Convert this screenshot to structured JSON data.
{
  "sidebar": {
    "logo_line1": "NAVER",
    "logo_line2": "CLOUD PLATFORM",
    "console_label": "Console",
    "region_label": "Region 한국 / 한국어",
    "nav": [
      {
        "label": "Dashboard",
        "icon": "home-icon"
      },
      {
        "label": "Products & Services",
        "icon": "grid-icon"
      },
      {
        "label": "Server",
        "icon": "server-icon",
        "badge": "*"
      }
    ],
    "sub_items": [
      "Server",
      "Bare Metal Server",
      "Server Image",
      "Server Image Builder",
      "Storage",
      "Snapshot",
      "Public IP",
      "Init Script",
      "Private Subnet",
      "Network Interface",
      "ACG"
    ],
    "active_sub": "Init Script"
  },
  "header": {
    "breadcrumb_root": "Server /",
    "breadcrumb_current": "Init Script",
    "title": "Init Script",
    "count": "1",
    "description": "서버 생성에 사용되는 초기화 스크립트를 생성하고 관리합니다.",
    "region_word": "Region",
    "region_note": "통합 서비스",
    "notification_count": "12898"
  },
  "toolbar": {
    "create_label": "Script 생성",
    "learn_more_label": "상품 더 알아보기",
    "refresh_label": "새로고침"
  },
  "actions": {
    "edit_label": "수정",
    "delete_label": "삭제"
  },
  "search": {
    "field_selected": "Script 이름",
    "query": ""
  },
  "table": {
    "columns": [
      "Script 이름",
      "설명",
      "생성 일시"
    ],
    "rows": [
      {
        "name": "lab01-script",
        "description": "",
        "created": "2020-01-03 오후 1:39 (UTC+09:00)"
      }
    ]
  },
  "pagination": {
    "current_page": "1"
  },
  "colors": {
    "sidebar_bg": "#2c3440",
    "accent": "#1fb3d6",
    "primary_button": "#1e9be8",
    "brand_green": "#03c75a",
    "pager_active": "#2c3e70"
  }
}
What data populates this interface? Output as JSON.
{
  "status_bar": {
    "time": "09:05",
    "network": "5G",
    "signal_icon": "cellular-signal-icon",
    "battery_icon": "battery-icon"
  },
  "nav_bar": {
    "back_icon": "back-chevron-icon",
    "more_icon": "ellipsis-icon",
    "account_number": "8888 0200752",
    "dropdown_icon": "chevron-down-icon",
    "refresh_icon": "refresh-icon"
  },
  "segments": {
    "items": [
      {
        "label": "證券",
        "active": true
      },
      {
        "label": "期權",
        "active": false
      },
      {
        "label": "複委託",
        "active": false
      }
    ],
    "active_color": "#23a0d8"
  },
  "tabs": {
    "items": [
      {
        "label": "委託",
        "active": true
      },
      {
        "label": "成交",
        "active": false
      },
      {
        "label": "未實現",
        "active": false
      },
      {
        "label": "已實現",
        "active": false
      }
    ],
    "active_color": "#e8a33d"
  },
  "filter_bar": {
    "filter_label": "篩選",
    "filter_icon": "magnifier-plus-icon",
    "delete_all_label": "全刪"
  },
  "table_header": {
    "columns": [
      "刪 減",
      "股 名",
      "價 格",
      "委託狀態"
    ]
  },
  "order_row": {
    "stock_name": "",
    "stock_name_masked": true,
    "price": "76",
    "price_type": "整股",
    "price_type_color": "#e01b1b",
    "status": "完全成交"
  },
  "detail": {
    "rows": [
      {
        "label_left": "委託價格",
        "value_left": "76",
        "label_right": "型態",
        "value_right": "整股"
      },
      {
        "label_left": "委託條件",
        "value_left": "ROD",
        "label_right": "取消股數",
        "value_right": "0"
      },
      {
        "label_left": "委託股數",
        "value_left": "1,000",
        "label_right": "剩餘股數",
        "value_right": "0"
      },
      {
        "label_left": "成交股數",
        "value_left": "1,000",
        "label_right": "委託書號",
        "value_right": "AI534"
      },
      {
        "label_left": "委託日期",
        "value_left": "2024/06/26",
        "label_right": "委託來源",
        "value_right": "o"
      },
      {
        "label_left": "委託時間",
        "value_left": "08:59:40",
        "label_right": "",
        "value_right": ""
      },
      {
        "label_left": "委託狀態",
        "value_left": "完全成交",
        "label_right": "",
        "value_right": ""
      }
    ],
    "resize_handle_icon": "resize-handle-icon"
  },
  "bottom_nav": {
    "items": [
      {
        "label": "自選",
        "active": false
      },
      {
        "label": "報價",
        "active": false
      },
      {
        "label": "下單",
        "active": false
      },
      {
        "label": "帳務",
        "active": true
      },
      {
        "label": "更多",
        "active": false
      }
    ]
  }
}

** Your goal **
Repeat every record exactly as written, please.

** Problem solution **
Convert this screenshot to structured JSON data.
{
  "sidebar": {
    "logo_line1": "NAVER",
    "logo_line2": "CLOUD PLATFORM",
    "console_label": "Console",
    "region_label": "Region 한국 / 한국어",
    "nav": [
      {
        "label": "Dashboard",
        "icon": "home-icon"
      },
      {
        "label": "Products & Services",
        "icon": "grid-icon"
      },
      {
        "label": "Server",
        "icon": "server-icon",
        "badge": "*"
      }
    ],
    "sub_items": [
      "Server",
      "Bare Metal Server",
      "Server Image",
      "Server Image Builder",
      "Storage",
      "Snapshot",
      "Public IP",
      "Init Script",
      "Private Subnet",
      "Network Interface",
      "ACG"
    ],
    "active_sub": "Init Script"
  },
  "header": {
    "breadcrumb_root": "Server /",
    "breadcrumb_current": "Init Script",
    "title": "Init Script",
    "count": "1",
    "description": "서버 생성에 사용되는 초기화 스크립트를 생성하고 관리합니다.",
    "region_word": "Region",
    "region_note": "통합 서비스",
    "notification_count": "12898"
  },
  "toolbar": {
    "create_label": "Script 생성",
    "learn_more_label": "상품 더 알아보기",
    "refresh_label": "새로고침"
  },
  "actions": {
    "edit_label": "수정",
    "delete_label": "삭제"
  },
  "search": {
    "field_selected": "Script 이름",
    "query": ""
  },
  "table": {
    "columns": [
      "Script 이름",
      "설명",
      "생성 일시"
    ],
    "rows": [
      {
        "name": "lab01-script",
        "description": "",
        "created": "2020-01-03 오후 1:39 (UTC+09:00)"
      }
    ]
  },
  "pagination": {
    "current_page": "1"
  },
  "colors": {
    "sidebar_bg": "#2c3440",
    "accent": "#1fb3d6",
    "primary_button": "#1e9be8",
    "brand_green": "#03c75a",
    "pager_active": "#2c3e70"
  }
}
What data populates this interface? Output as JSON.
{
  "status_bar": {
    "time": "09:05",
    "network": "5G",
    "signal_icon": "cellular-signal-icon",
    "battery_icon": "battery-icon"
  },
  "nav_bar": {
    "back_icon": "back-chevron-icon",
    "more_icon": "ellipsis-icon",
    "account_number": "8888 0200752",
    "dropdown_icon": "chevron-down-icon",
    "refresh_icon": "refresh-icon"
  },
  "segments": {
    "items": [
      {
        "label": "證券",
        "active": true
      },
      {
        "label": "期權",
        "active": false
      },
      {
        "label": "複委託",
        "active": false
      }
    ],
    "active_color": "#23a0d8"
  },
  "tabs": {
    "items": [
      {
        "label": "委託",
        "active": true
      },
      {
        "label": "成交",
        "active": false
      },
      {
        "label": "未實現",
        "active": false
      },
      {
        "label": "已實現",
        "active": false
      }
    ],
    "active_color": "#e8a33d"
  },
  "filter_bar": {
    "filter_label": "篩選",
    "filter_icon": "magnifier-plus-icon",
    "delete_all_label": "全刪"
  },
  "table_header": {
    "columns": [
      "刪 減",
      "股 名",
      "價 格",
      "委託狀態"
    ]
  },
  "order_row": {
    "stock_name": "",
    "stock_name_masked": true,
    "price": "76",
    "price_type": "整股",
    "price_type_color": "#e01b1b",
    "status": "完全成交"
  },
  "detail": {
    "rows": [
      {
        "label_left": "委託價格",
        "value_left": "76",
        "label_right": "型態",
        "value_right": "整股"
      },
      {
        "label_left": "委託條件",
        "value_left": "ROD",
        "label_right": "取消股數",
        "value_right": "0"
      },
      {
        "label_left": "委託股數",
        "value_left": "1,000",
        "label_right": "剩餘股數",
        "value_right": "0"
      },
      {
        "label_left": "成交股數",
        "value_left": "1,000",
        "label_right": "委託書號",
        "value_right": "AI534"
      },
      {
        "label_left": "委託日期",
        "value_left": "2024/06/26",
        "label_right": "委託來源",
        "value_right": "o"
      },
      {
        "label_left": "委託時間",
        "value_left": "08:59:40",
        "label_right": "",
        "value_right": ""
      },
      {
        "label_left": "委託狀態",
        "value_left": "完全成交",
        "label_right": "",
        "value_right": ""
      }
    ],
    "resize_handle_icon": "resize-handle-icon"
  },
  "bottom_nav": {
    "items": [
      {
        "label": "自選",
        "active": false
      },
      {
        "label": "報價",
        "active": false
      },
      {
        "label": "下單",
        "active": false
      },
      {
        "label": "帳務",
        "active": true
      },
      {
        "label": "更多",
        "active": false
      }
    ]
  }
}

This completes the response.